- [Short task] Filter the records below and copy every line containing the word "title".

- [Dataset records]
====================

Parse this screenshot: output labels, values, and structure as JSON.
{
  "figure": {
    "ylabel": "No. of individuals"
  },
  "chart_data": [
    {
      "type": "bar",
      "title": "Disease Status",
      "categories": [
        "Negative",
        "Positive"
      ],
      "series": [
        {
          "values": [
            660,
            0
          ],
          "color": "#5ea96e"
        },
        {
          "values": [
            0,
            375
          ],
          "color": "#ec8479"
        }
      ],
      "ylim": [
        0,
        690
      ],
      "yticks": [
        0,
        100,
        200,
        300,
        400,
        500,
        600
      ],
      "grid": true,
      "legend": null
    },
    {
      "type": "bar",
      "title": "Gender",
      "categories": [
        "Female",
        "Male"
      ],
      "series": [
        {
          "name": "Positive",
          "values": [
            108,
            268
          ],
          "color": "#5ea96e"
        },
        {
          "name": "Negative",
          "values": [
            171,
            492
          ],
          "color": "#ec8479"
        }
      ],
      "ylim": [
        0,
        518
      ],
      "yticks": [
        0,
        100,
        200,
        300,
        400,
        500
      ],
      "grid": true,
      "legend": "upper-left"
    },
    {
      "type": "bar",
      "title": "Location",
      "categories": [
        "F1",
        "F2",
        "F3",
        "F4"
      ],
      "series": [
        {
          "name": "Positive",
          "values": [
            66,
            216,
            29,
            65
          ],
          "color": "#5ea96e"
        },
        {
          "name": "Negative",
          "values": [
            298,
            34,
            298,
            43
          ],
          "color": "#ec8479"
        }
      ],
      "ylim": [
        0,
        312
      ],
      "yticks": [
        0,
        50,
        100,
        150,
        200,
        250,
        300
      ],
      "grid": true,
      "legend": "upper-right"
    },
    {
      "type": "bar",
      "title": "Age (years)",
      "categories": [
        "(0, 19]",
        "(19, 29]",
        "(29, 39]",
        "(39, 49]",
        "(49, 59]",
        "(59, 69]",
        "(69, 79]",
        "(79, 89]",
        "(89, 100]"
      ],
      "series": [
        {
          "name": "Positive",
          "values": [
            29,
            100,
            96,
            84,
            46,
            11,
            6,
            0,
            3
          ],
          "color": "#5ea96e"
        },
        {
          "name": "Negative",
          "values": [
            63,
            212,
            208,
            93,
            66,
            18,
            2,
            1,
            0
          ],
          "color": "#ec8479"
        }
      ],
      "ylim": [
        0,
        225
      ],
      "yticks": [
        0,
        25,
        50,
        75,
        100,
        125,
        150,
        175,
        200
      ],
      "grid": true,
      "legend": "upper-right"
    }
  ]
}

====================

- [Correct result]
      "title": "Disease Status",
      "title": "Gender",
      "title": "Location",
      "title": "Age (years)",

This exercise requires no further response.